Work to complete -
a. Translate this sentence from the dilation quiz into Spanish: "A scale factor less than 1 reduces the size of the figure, producing a smaller image while maintaining its shape."
b. According to the dilation quiz, why is the image produced by a dilation similar to the original figure? Answer in one to three sentences.
c. Resume the dilation quiz after its last line, keeping the format of the page.

Provided passage -
════════════════════

Dilation Quiz: Practice Scale Factor, Center, and Grid Images

Quick dilations test: 20 questions with instant results and review tips.

Editorial: Review CompletedCreated By: Gerardo CoronadoUpdated Aug 23, 2025
Difficulty: Moderate
Grade: Grade 8
Study OutcomesCheat Sheet
Colorful paper art promoting Dilation Dynamics Quiz for high school geometry students.

This dilation quiz helps you practice geometry dilations: find the scale factor, locate the center, and read images on a grid. Work through 20 quick questions to check understanding and build speed, then use your results to see what to review next. For a wider review, try our geometry unit 1 practice test or refresh basics with points lines and planes practice.

Which transformation produces an image that is the same shape but a different size?
Dilation
Rotation
Reflection
Translation
A dilation changes the size of an object while keeping its shape consistent. The other transformations do not alter the size in such a manner.
How does a dilation with a scale factor less than 1 affect a figure?
It enlarges the figure
It reflects the figure
It rotates the figure
It shrinks the figure
A scale factor less than 1 reduces the size of the figure, producing a smaller image while maintaining its shape. The other options do not correctly describe this effect.
What is the center of dilation?
The farthest point from the object
The angle bisector
The midpoint of a segment
The fixed point from which all points are stretched or shrunk
The center of dilation is the point that remains unchanged and serves as a fixed reference while other points scale relative to it. The other choices do not represent the correct concept.
In a dilation, what remains unchanged after the transformation?
The ratio of corresponding side lengths
The figure's area
The length of each side
The coordinates of every point
A dilation preserves the ratios of corresponding side lengths, ensuring the image is similar to the original. However, individual lengths, area, and specific coordinates are modified by the scale factor.
If a dilation produces an image with coordinates (4, 8) from a preimage point (2, 4), what is the scale factor?
4
2
8
0.5
Multiplying the preimage coordinates (2, 4) by 2 yields the image coordinates (4, 8). Thus, the scale factor used in the dilation is 2.
Which coordinate transformation represents a dilation with a scale factor of 3 centered at the origin?
(x, y) -> (x+3, y+3)
(x, y) -> (x/3, y/3)
(x, y) -> (3x, 3y)
(x, y) -> (3x, y)

════════════════════

Provided information -

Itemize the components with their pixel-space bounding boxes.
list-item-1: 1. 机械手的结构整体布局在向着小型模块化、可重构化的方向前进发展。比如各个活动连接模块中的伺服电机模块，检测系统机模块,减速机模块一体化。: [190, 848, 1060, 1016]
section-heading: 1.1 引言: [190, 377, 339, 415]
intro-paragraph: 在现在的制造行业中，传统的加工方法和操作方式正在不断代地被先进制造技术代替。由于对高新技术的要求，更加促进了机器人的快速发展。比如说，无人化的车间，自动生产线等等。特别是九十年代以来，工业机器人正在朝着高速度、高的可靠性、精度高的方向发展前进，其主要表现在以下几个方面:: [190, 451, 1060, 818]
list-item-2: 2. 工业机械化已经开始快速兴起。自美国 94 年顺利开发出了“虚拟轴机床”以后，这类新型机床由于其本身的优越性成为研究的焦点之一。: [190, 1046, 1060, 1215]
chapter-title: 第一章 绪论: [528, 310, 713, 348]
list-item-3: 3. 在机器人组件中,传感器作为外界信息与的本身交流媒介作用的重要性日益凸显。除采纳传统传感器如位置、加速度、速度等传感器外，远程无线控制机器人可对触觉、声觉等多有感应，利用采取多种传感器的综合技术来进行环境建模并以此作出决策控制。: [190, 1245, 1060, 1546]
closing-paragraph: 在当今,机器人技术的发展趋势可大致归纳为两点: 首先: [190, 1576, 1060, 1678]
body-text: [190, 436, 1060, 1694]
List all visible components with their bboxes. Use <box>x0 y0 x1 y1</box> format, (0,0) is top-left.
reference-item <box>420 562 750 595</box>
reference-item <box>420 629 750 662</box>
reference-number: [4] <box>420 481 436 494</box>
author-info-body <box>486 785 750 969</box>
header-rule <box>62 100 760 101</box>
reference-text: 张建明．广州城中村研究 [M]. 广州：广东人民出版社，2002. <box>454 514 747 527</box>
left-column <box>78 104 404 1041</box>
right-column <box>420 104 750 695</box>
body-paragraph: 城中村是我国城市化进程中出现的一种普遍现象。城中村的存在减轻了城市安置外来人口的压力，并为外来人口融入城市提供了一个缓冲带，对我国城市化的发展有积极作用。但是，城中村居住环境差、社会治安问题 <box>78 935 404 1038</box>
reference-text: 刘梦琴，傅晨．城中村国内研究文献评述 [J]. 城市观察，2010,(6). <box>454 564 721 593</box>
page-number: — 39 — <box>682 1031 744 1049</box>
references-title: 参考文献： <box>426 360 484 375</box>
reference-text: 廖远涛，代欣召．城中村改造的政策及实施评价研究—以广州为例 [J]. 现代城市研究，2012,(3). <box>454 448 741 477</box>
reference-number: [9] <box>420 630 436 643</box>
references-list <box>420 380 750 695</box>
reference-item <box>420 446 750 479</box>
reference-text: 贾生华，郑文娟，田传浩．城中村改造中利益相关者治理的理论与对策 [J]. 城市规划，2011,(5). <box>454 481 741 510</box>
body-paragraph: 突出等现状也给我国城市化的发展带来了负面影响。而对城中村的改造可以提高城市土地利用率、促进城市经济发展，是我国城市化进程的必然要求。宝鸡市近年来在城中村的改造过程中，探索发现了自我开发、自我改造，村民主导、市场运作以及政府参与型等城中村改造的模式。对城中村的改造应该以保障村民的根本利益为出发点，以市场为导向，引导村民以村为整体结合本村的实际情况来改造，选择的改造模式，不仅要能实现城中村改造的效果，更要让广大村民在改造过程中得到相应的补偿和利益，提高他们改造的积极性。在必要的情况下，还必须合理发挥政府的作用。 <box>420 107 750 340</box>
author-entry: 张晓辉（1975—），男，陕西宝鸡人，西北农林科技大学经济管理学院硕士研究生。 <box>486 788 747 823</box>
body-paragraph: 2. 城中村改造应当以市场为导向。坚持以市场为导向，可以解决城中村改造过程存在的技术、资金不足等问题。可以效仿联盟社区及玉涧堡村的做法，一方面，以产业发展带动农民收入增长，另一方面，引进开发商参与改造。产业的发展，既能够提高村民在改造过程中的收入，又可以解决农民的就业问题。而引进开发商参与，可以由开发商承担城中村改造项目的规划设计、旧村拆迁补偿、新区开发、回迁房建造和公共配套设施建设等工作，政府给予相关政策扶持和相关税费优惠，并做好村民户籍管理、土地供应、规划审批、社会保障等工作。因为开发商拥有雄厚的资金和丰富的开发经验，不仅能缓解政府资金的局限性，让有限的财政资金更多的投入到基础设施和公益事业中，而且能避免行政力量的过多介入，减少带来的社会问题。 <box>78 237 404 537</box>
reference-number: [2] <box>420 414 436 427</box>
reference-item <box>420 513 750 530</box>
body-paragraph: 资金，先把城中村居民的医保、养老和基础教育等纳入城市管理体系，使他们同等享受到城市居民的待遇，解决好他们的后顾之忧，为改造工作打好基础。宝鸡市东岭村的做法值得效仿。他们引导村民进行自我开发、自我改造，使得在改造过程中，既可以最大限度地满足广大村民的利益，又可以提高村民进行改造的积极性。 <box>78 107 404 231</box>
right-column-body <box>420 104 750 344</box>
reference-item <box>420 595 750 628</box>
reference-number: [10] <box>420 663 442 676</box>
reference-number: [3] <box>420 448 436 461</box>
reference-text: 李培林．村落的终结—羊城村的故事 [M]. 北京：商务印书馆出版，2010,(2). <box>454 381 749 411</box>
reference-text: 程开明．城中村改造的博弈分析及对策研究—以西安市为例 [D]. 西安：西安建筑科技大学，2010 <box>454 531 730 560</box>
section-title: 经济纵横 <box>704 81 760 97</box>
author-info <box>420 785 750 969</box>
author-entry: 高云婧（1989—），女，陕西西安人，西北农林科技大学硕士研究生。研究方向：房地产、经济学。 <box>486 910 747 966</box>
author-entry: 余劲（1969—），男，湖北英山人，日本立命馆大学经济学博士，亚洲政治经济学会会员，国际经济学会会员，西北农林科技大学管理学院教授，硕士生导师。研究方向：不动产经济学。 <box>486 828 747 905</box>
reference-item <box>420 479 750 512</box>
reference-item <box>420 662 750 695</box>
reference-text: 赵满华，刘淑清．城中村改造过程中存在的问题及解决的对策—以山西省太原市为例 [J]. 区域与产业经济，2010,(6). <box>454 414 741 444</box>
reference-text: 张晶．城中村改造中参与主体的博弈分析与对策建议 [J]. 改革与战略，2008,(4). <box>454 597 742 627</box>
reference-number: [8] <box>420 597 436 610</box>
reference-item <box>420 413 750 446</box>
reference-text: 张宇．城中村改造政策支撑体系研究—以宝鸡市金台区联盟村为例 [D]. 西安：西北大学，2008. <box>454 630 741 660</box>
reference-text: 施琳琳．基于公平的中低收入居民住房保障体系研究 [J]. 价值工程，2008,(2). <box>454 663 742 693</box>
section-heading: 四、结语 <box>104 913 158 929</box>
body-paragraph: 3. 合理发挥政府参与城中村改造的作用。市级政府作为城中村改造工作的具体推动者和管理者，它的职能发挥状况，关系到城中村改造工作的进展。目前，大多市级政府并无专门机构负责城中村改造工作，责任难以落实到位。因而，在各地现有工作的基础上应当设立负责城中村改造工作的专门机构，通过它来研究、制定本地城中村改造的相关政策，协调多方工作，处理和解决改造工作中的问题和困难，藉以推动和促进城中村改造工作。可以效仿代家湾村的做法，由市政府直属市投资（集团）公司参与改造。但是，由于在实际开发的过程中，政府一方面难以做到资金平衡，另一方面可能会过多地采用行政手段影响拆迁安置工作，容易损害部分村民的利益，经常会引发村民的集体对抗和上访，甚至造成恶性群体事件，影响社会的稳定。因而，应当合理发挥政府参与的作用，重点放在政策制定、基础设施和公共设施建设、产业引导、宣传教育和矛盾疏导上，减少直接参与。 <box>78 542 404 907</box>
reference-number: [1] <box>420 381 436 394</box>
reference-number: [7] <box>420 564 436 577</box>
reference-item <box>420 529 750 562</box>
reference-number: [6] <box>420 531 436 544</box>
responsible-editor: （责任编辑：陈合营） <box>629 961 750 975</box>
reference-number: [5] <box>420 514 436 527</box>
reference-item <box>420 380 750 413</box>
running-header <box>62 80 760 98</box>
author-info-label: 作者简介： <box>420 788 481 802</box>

════════════════════

Answers per task -
a. Un factor de escala menor que 1 reduce el tamaño de la figura, lo que produce una imagen más pequeña sin que cambie su forma.

b. A dilation preserves the ratios of corresponding side lengths, which keeps the image similar to the original. Individual lengths, area and specific coordinates still change by the scale factor.

c.
Multiplying both the x and y coordinates by 3 scales the figure uniformly from the origin. The other options do not reflect a uniform dilation centered at the origin.
If a point (a, b) undergoes a dilation centered at (0, 0) with scale factor k, what are its image coordinates?
(a + k, b + k)
(a/k, b/k)
(a - k, b - k)
(ka, kb)
A dilation centered at the origin multiplies each coordinate by the scale factor k, resulting in (ka, kb). Other options mistakenly add, divide, or subtract the scale factor.
In a dilation centered at a point other than the origin, which method correctly computes the image of a point?
Reflect across the center then apply the scale factor
Translate so that the center is at the origin, apply dilation, then translate back
Multiply the coordinates directly by the scale factor
Add the scale factor to each coordinate
When the center is not at the origin, the correct approach is to translate the point so that the center becomes the origin, perform the dilation, and then translate back. This ensures accuracy in the computed image.
Which dilation scale factor reduces the area of a figure to one-quarter of its original size?
4
1/2
1/4
2
The area after dilation scales by the square of the scale factor. A scale factor of 1/2 results in an area of (1/2)², which is 1/4 of the original area.
A triangle with vertices at (1,2), (3,4), and (5,6) is dilated about the origin by a factor of 3. What is the image of the vertex (3,4)?
(6,8)
(4,3)
(9,12)
(3,4)
Multiplying each coordinate of (3,4) by 3 yields the image (9,12). This is the standard method for performing a dilation centered at the origin.
Which property of a figure is preserved after a dilation?
Exact side lengths
Coordinate values
All angle measures
Area
A dilation preserves angle measures, ensuring that the resulting figure is similar to the original. Although side lengths, area, and coordinates are altered by the scale factor, the angles remain unchanged.
If the scale factor of a dilation is 5, by what factor are distances from the center multiplied?
1/5
0
25
5
The scale factor directly multiplies the distance of every point from the center of dilation. Thus, a scale factor of 5 means each distance is multiplied by 5.
When a dilation is applied to a line segment with endpoints (2,3) and (4,7) using a scale factor of 2 centered at the origin, what is the relationship between the original length L and the new length?
The new length remains L
The new length is 2L
The new length is L/2
The new length is 4L
Dilation with a scale factor multiplies all distances by that factor. Consequently, the length of the segment becomes 2 times L when a factor of 2 is applied.
Consider a rectangle with a length of 8 and a width of 3. If it undergoes a dilation with a scale factor of 1/2, what is the new area?
6
24
12
8
The original area is 8 x 3 = 24. Under dilation, the area scales by the square of the scale factor: (1/2)² x 24 = 6.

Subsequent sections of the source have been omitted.